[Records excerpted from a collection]
----

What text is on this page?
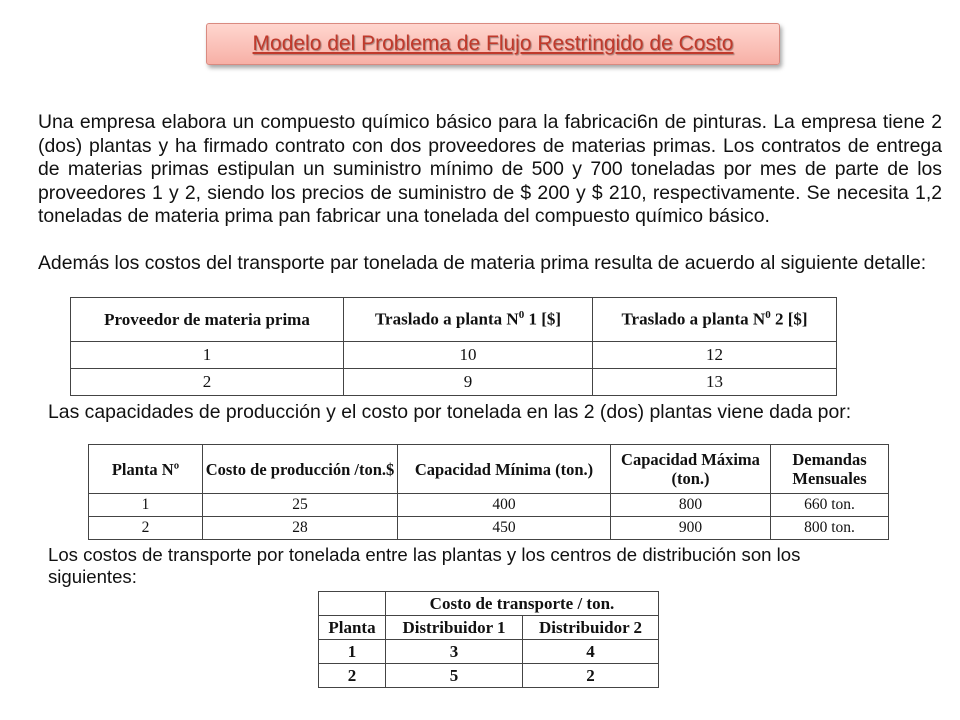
Modelo del Problema de Flujo Restringido de Costo

Una empresa elabora un compuesto químico básico para la fabricaci6n de pinturas. La empresa tiene 2 (dos) plantas y ha firmado contrato con dos proveedores de materias primas. Los contratos de entrega de materias primas estipulan un suministro mínimo de 500 y 700 toneladas por mes de parte de los proveedores 1 y 2, siendo los precios de suministro de $ 200 y $ 210, respectivamente. Se necesita 1,2 toneladas de materia prima pan fabricar una tonelada del compuesto químico básico.

Además los costos del transporte par tonelada de materia prima resulta de acuerdo al siguiente detalle:

Proveedor de materia prima	Traslado a planta $N^0$ 1 [$]	Traslado a planta $N^0$ 2 [$]
1	10	12
2	9	13

Las capacidades de producción y el costo por tonelada en las 2 (dos) plantas viene dada por:

Planta Nº	Costo de producción /ton.$	Capacidad Mínima (ton.)	Capacidad Máxima (ton.)	Demandas Mensuales
1	25	400	800	660 ton.
2	28	450	900	800 ton.

Los costos de transporte por tonelada entre las plantas y los centros de distribución son los siguientes:

	Costo de transporte / ton.	
Planta	Distribuidor 1	Distribuidor 2
1	3	4
2	5	2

----

Pictures in the records above are left out; print everything else exactly as written.

Final result
What text is on this page?
Modelo del Problema de Flujo Restringido de Costo

Una empresa elabora un compuesto químico básico para la fabricaci6n de pinturas. La empresa tiene 2 (dos) plantas y ha firmado contrato con dos proveedores de materias primas. Los contratos de entrega de materias primas estipulan un suministro mínimo de 500 y 700 toneladas por mes de parte de los proveedores 1 y 2, siendo los precios de suministro de $ 200 y $ 210, respectivamente. Se necesita 1,2 toneladas de materia prima pan fabricar una tonelada del compuesto químico básico.

Además los costos del transporte par tonelada de materia prima resulta de acuerdo al siguiente detalle:

Proveedor de materia prima	Traslado a planta $N^0$ 1 [$]	Traslado a planta $N^0$ 2 [$]
1	10	12
2	9	13

Las capacidades de producción y el costo por tonelada en las 2 (dos) plantas viene dada por:

Planta Nº	Costo de producción /ton.$	Capacidad Mínima (ton.)	Capacidad Máxima (ton.)	Demandas Mensuales
1	25	400	800	660 ton.
2	28	450	900	800 ton.

Los costos de transporte por tonelada entre las plantas y los centros de distribución son los siguientes:

	Costo de transporte / ton.	
Planta	Distribuidor 1	Distribuidor 2
1	3	4
2	5	2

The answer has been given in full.